■ Given problem: The exercise asks you to copy every line below in which "page" appears.

■ Material to process:
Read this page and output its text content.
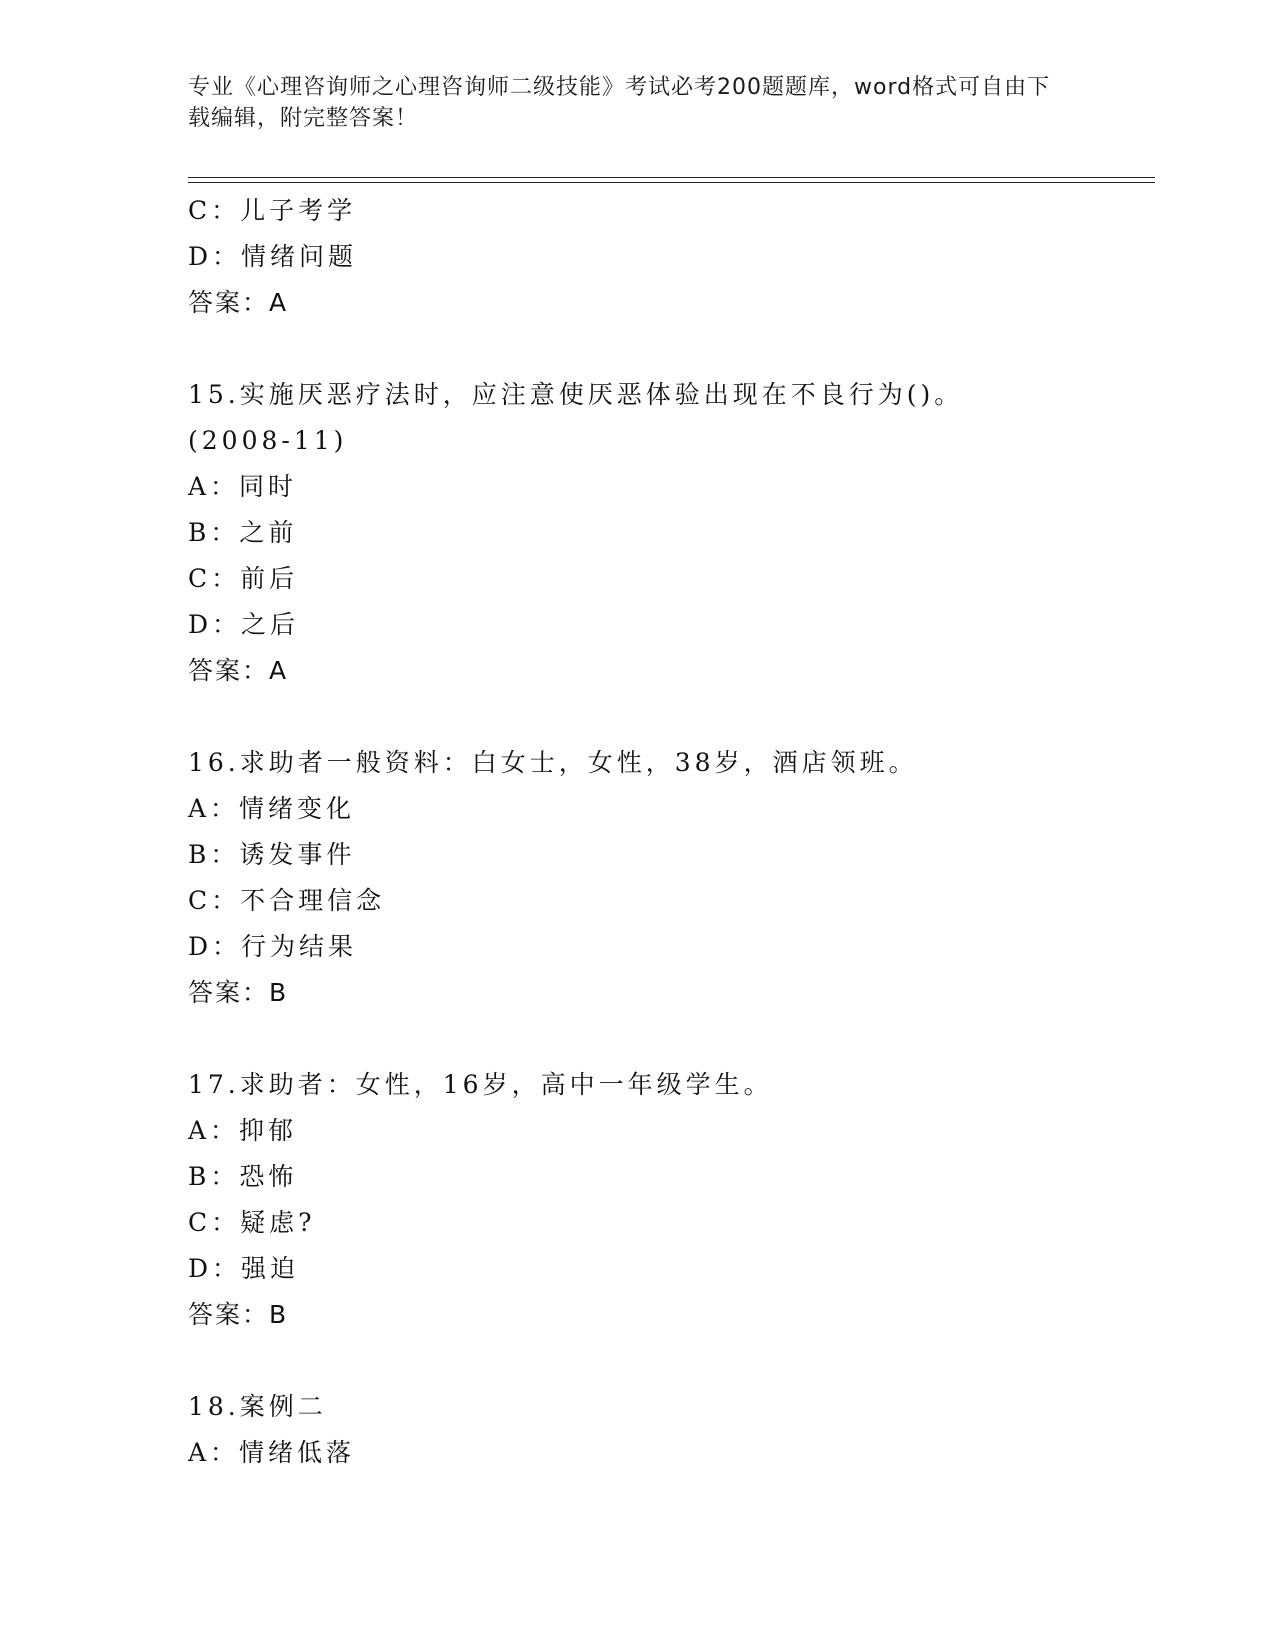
专业《心理咨询师之心理咨询师二级技能》考试必考200题题库，word格式可自由下载编辑，附完整答案！
C：儿子考学
D：情绪问题
答案：A
15.实施厌恶疗法时，应注意使厌恶体验出现在不良行为()。(2008-11)
A：同时
B：之前
C：前后
D：之后
答案：A
16.求助者一般资料：白女士，女性，38岁，酒店领班。
A：情绪变化
B：诱发事件
C：不合理信念
D：行为结果
答案：B
17.求助者：女性，16岁，高中一年级学生。
A：抑郁
B：恐怖
C：疑虑?
D：强迫
答案：B
18.案例二
A：情绪低落
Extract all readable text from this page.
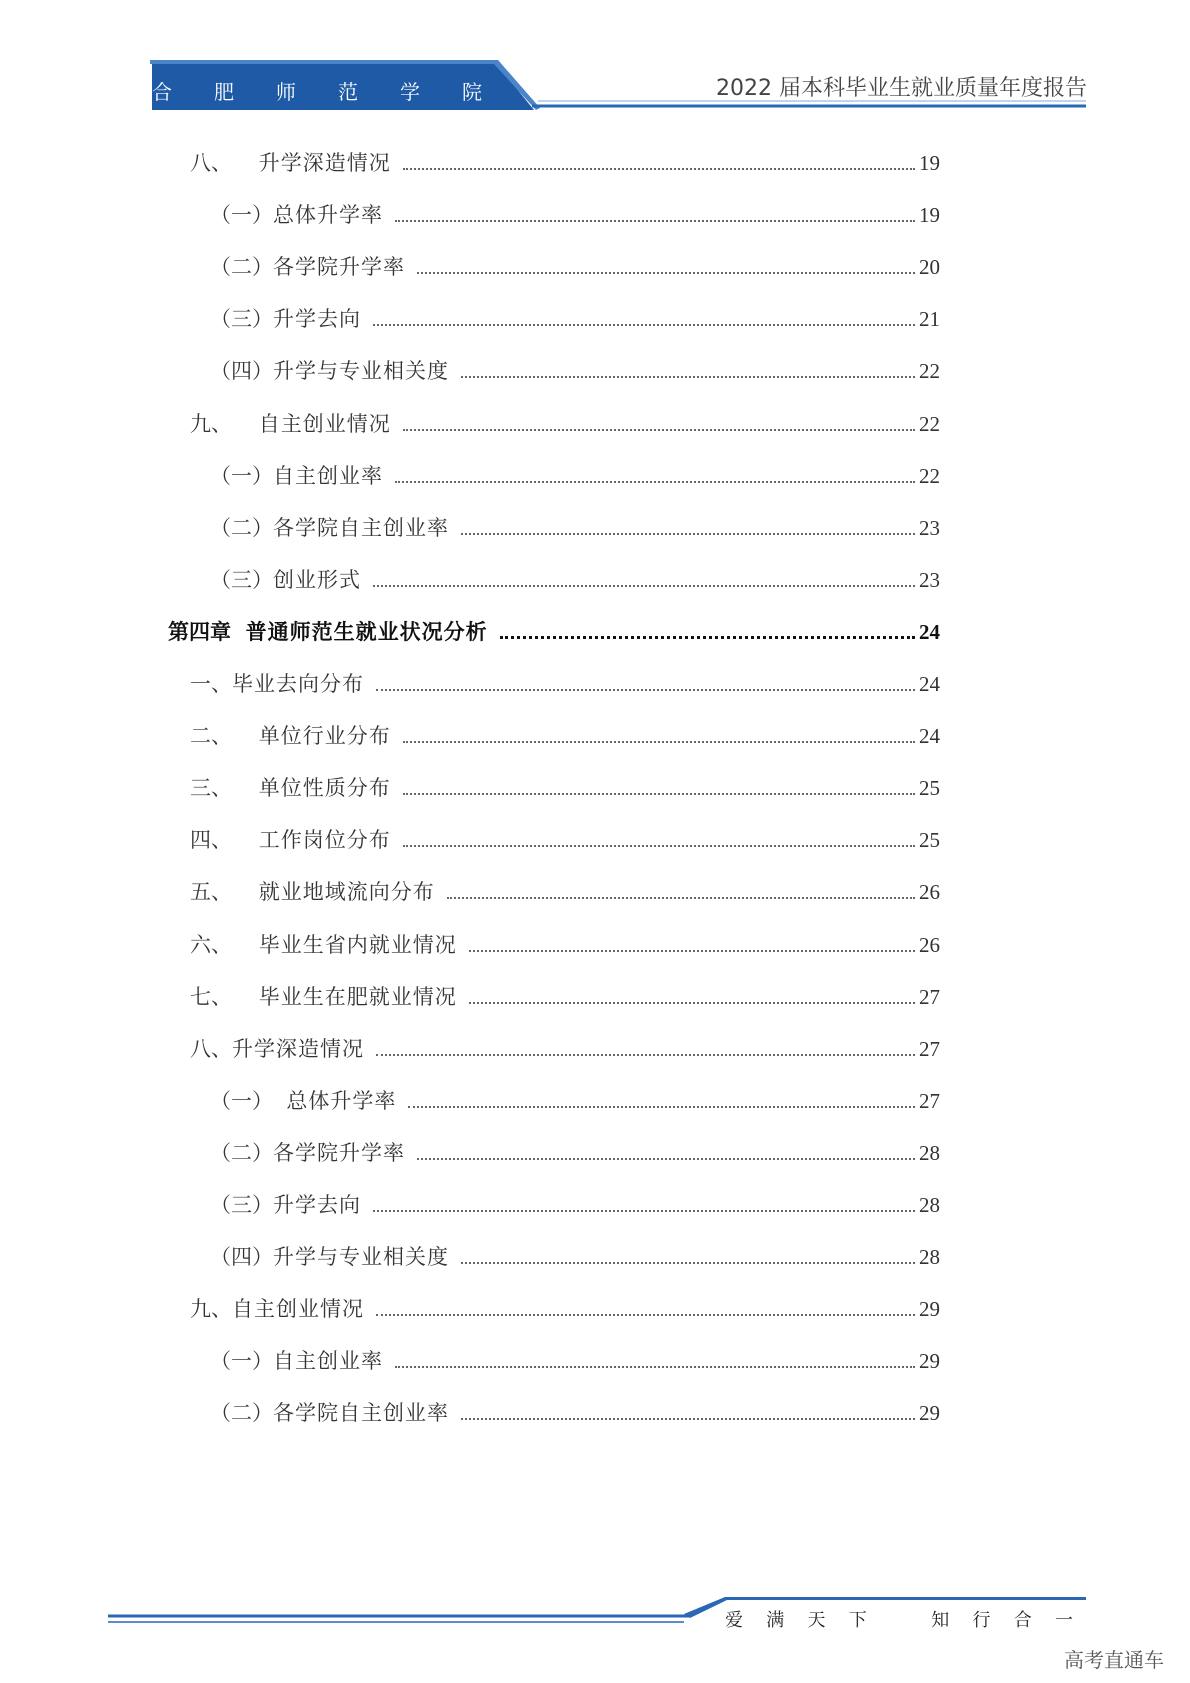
合 肥 师 范 学 院	2022 届本科毕业生就业质量年度报告
八、 升学深造情况	19
（一） 总体升学率	19
（二） 各学院升学率	20
（三） 升学去向	21
（四） 升学与专业相关度	22
九、 自主创业情况	22
（一） 自主创业率	22
（二） 各学院自主创业率	23
（三） 创业形式	23
第四章 普通师范生就业状况分析	24
一、 毕业去向分布	24
二、 单位行业分布	24
三、 单位性质分布	25
四、 工作岗位分布	25
五、 就业地域流向分布	26
六、 毕业生省内就业情况	26
七、 毕业生在肥就业情况	27
八、 升学深造情况	27
（一） 总体升学率	27
（二） 各学院升学率	28
（三） 升学去向	28
（四） 升学与专业相关度	28
九、 自主创业情况	29
（一） 自主创业率	29
（二） 各学院自主创业率	29
爱 满 天 下	知 行 合 一
高考直通车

■ Exercise answer:
Read this page and output its text content.
Extract all readable text from this page.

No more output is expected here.